### Data records
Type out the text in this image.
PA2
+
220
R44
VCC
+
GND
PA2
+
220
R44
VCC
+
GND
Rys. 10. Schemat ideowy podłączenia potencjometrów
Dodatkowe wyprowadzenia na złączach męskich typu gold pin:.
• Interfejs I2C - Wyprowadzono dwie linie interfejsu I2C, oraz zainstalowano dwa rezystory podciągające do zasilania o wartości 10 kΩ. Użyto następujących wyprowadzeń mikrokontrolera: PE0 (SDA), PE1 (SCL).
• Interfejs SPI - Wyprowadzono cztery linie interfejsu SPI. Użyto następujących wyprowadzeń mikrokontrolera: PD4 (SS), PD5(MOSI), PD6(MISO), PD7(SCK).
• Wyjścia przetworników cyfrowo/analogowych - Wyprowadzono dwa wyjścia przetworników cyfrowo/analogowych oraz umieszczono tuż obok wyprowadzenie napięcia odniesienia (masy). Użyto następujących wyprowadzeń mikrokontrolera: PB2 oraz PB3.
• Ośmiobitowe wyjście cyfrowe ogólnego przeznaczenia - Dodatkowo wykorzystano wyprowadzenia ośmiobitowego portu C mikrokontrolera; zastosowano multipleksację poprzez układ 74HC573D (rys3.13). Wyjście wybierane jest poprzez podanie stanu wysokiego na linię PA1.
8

### Direction
Set all of the records down again, exactly as they stand.

### Answer to the problem
Type out the text in this image.
PA2
+
220
R44
VCC
+
GND
PA2
+
220
R44
VCC
+
GND
Rys. 10. Schemat ideowy podłączenia potencjometrów
Dodatkowe wyprowadzenia na złączach męskich typu gold pin:.
• Interfejs I2C - Wyprowadzono dwie linie interfejsu I2C, oraz zainstalowano dwa rezystory podciągające do zasilania o wartości 10 kΩ. Użyto następujących wyprowadzeń mikrokontrolera: PE0 (SDA), PE1 (SCL).
• Interfejs SPI - Wyprowadzono cztery linie interfejsu SPI. Użyto następujących wyprowadzeń mikrokontrolera: PD4 (SS), PD5(MOSI), PD6(MISO), PD7(SCK).
• Wyjścia przetworników cyfrowo/analogowych - Wyprowadzono dwa wyjścia przetworników cyfrowo/analogowych oraz umieszczono tuż obok wyprowadzenie napięcia odniesienia (masy). Użyto następujących wyprowadzeń mikrokontrolera: PB2 oraz PB3.
• Ośmiobitowe wyjście cyfrowe ogólnego przeznaczenia - Dodatkowo wykorzystano wyprowadzenia ośmiobitowego portu C mikrokontrolera; zastosowano multipleksację poprzez układ 74HC573D (rys3.13). Wyjście wybierane jest poprzez podanie stanu wysokiego na linię PA1.
8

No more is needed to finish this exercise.